Pictures stay out; please output the remaining data exactly.

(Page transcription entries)
..............................
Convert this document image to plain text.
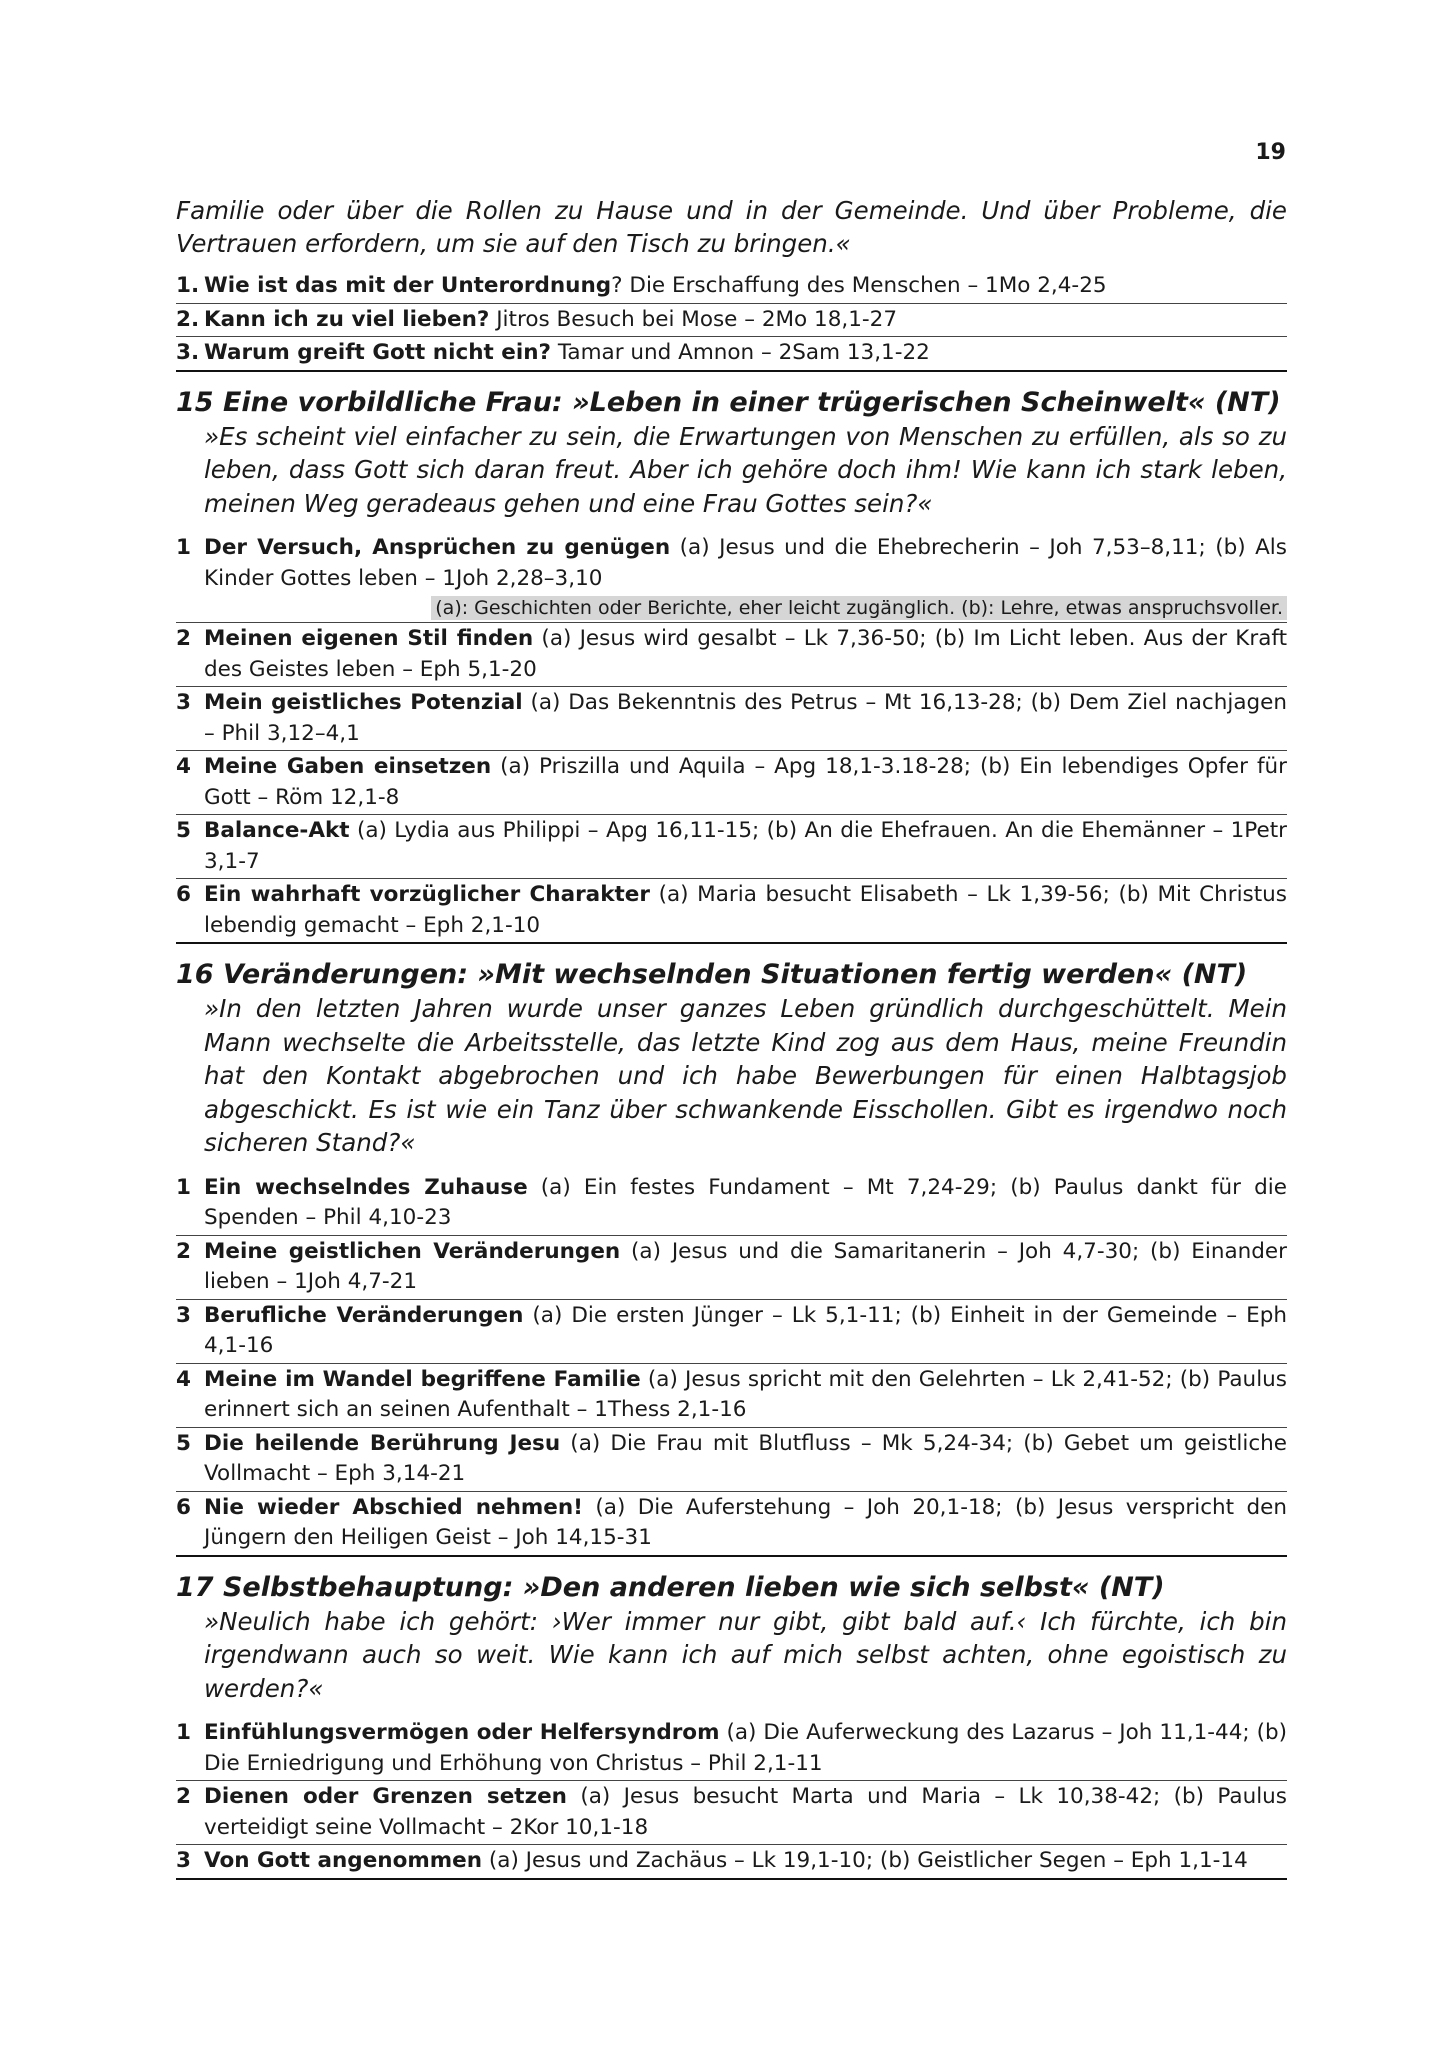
19

Familie oder über die Rollen zu Hause und in der Gemeinde. Und über Probleme, die Vertrauen erfordern, um sie auf den Tisch zu bringen.«

1. Wie ist das mit der Unterordnung? Die Erschaffung des Menschen – 1Mo 2,4-25
2. Kann ich zu viel lieben? Jitros Besuch bei Mose – 2Mo 18,1-27
3. Warum greift Gott nicht ein? Tamar und Amnon – 2Sam 13,1-22
15 Eine vorbildliche Frau: »Leben in einer trügerischen Scheinwelt« (NT)

»Es scheint viel einfacher zu sein, die Erwartungen von Menschen zu erfüllen, als so zu leben, dass Gott sich daran freut. Aber ich gehöre doch ihm! Wie kann ich stark leben, meinen Weg geradeaus gehen und eine Frau Gottes sein?«

1 Der Versuch, Ansprüchen zu genügen (a) Jesus und die Ehebrecherin – Joh 7,53–8,11; (b) Als Kinder Gottes leben – 1Joh 2,28–3,10
(a): Geschichten oder Berichte, eher leicht zugänglich. (b): Lehre, etwas anspruchsvoller.
2 Meinen eigenen Stil finden (a) Jesus wird gesalbt – Lk 7,36-50; (b) Im Licht leben. Aus der Kraft des Geistes leben – Eph 5,1-20
3 Mein geistliches Potenzial (a) Das Bekenntnis des Petrus – Mt 16,13-28; (b) Dem Ziel nachjagen – Phil 3,12–4,1
4 Meine Gaben einsetzen (a) Priszilla und Aquila – Apg 18,1-3.18-28; (b) Ein lebendiges Opfer für Gott – Röm 12,1-8
5 Balance-Akt (a) Lydia aus Philippi – Apg 16,11-15; (b) An die Ehefrauen. An die Ehemänner – 1Petr 3,1-7
6 Ein wahrhaft vorzüglicher Charakter (a) Maria besucht Elisabeth – Lk 1,39-56; (b) Mit Christus lebendig gemacht – Eph 2,1-10
16 Veränderungen: »Mit wechselnden Situationen fertig werden« (NT)

»In den letzten Jahren wurde unser ganzes Leben gründlich durchgeschüttelt. Mein Mann wechselte die Arbeitsstelle, das letzte Kind zog aus dem Haus, meine Freundin hat den Kontakt abgebrochen und ich habe Bewerbungen für einen Halbtagsjob abgeschickt. Es ist wie ein Tanz über schwankende Eisschollen. Gibt es irgendwo noch sicheren Stand?«

1 Ein wechselndes Zuhause (a) Ein festes Fundament – Mt 7,24-29; (b) Paulus dankt für die Spenden – Phil 4,10-23
2 Meine geistlichen Veränderungen (a) Jesus und die Samaritanerin – Joh 4,7-30; (b) Einander lieben – 1Joh 4,7-21
3 Berufliche Veränderungen (a) Die ersten Jünger – Lk 5,1-11; (b) Einheit in der Gemeinde – Eph 4,1-16
4 Meine im Wandel begriffene Familie (a) Jesus spricht mit den Gelehrten – Lk 2,41-52; (b) Paulus erinnert sich an seinen Aufenthalt – 1Thess 2,1-16
5 Die heilende Berührung Jesu (a) Die Frau mit Blutfluss – Mk 5,24-34; (b) Gebet um geistliche Vollmacht – Eph 3,14-21
6 Nie wieder Abschied nehmen! (a) Die Auferstehung – Joh 20,1-18; (b) Jesus verspricht den Jüngern den Heiligen Geist – Joh 14,15-31
17 Selbstbehauptung: »Den anderen lieben wie sich selbst« (NT)

»Neulich habe ich gehört: ›Wer immer nur gibt, gibt bald auf.‹ Ich fürchte, ich bin irgendwann auch so weit. Wie kann ich auf mich selbst achten, ohne egoistisch zu werden?«

1 Einfühlungsvermögen oder Helfersyndrom (a) Die Auferweckung des Lazarus – Joh 11,1-44; (b) Die Erniedrigung und Erhöhung von Christus – Phil 2,1-11
2 Dienen oder Grenzen setzen (a) Jesus besucht Marta und Maria – Lk 10,38-42; (b) Paulus verteidigt seine Vollmacht – 2Kor 10,1-18
3 Von Gott angenommen (a) Jesus und Zachäus – Lk 19,1-10; (b) Geistlicher Segen – Eph 1,1-14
..............................
● **Result for this exercise**:
Convert this document image to plain text.
19

Familie oder über die Rollen zu Hause und in der Gemeinde. Und über Probleme, die Vertrauen erfordern, um sie auf den Tisch zu bringen.«

1. Wie ist das mit der Unterordnung? Die Erschaffung des Menschen – 1Mo 2,4-25
2. Kann ich zu viel lieben? Jitros Besuch bei Mose – 2Mo 18,1-27
3. Warum greift Gott nicht ein? Tamar und Amnon – 2Sam 13,1-22
15 Eine vorbildliche Frau: »Leben in einer trügerischen Scheinwelt« (NT)

»Es scheint viel einfacher zu sein, die Erwartungen von Menschen zu erfüllen, als so zu leben, dass Gott sich daran freut. Aber ich gehöre doch ihm! Wie kann ich stark leben, meinen Weg geradeaus gehen und eine Frau Gottes sein?«

1 Der Versuch, Ansprüchen zu genügen (a) Jesus und die Ehebrecherin – Joh 7,53–8,11; (b) Als Kinder Gottes leben – 1Joh 2,28–3,10
(a): Geschichten oder Berichte, eher leicht zugänglich. (b): Lehre, etwas anspruchsvoller.
2 Meinen eigenen Stil finden (a) Jesus wird gesalbt – Lk 7,36-50; (b) Im Licht leben. Aus der Kraft des Geistes leben – Eph 5,1-20
3 Mein geistliches Potenzial (a) Das Bekenntnis des Petrus – Mt 16,13-28; (b) Dem Ziel nachjagen – Phil 3,12–4,1
4 Meine Gaben einsetzen (a) Priszilla und Aquila – Apg 18,1-3.18-28; (b) Ein lebendiges Opfer für Gott – Röm 12,1-8
5 Balance-Akt (a) Lydia aus Philippi – Apg 16,11-15; (b) An die Ehefrauen. An die Ehemänner – 1Petr 3,1-7
6 Ein wahrhaft vorzüglicher Charakter (a) Maria besucht Elisabeth – Lk 1,39-56; (b) Mit Christus lebendig gemacht – Eph 2,1-10
16 Veränderungen: »Mit wechselnden Situationen fertig werden« (NT)

»In den letzten Jahren wurde unser ganzes Leben gründlich durchgeschüttelt. Mein Mann wechselte die Arbeitsstelle, das letzte Kind zog aus dem Haus, meine Freundin hat den Kontakt abgebrochen und ich habe Bewerbungen für einen Halbtagsjob abgeschickt. Es ist wie ein Tanz über schwankende Eisschollen. Gibt es irgendwo noch sicheren Stand?«

1 Ein wechselndes Zuhause (a) Ein festes Fundament – Mt 7,24-29; (b) Paulus dankt für die Spenden – Phil 4,10-23
2 Meine geistlichen Veränderungen (a) Jesus und die Samaritanerin – Joh 4,7-30; (b) Einander lieben – 1Joh 4,7-21
3 Berufliche Veränderungen (a) Die ersten Jünger – Lk 5,1-11; (b) Einheit in der Gemeinde – Eph 4,1-16
4 Meine im Wandel begriffene Familie (a) Jesus spricht mit den Gelehrten – Lk 2,41-52; (b) Paulus erinnert sich an seinen Aufenthalt – 1Thess 2,1-16
5 Die heilende Berührung Jesu (a) Die Frau mit Blutfluss – Mk 5,24-34; (b) Gebet um geistliche Vollmacht – Eph 3,14-21
6 Nie wieder Abschied nehmen! (a) Die Auferstehung – Joh 20,1-18; (b) Jesus verspricht den Jüngern den Heiligen Geist – Joh 14,15-31
17 Selbstbehauptung: »Den anderen lieben wie sich selbst« (NT)

»Neulich habe ich gehört: ›Wer immer nur gibt, gibt bald auf.‹ Ich fürchte, ich bin irgendwann auch so weit. Wie kann ich auf mich selbst achten, ohne egoistisch zu werden?«

1 Einfühlungsvermögen oder Helfersyndrom (a) Die Auferweckung des Lazarus – Joh 11,1-44; (b) Die Erniedrigung und Erhöhung von Christus – Phil 2,1-11
2 Dienen oder Grenzen setzen (a) Jesus besucht Marta und Maria – Lk 10,38-42; (b) Paulus verteidigt seine Vollmacht – 2Kor 10,1-18
3 Von Gott angenommen (a) Jesus und Zachäus – Lk 19,1-10; (b) Geistlicher Segen – Eph 1,1-14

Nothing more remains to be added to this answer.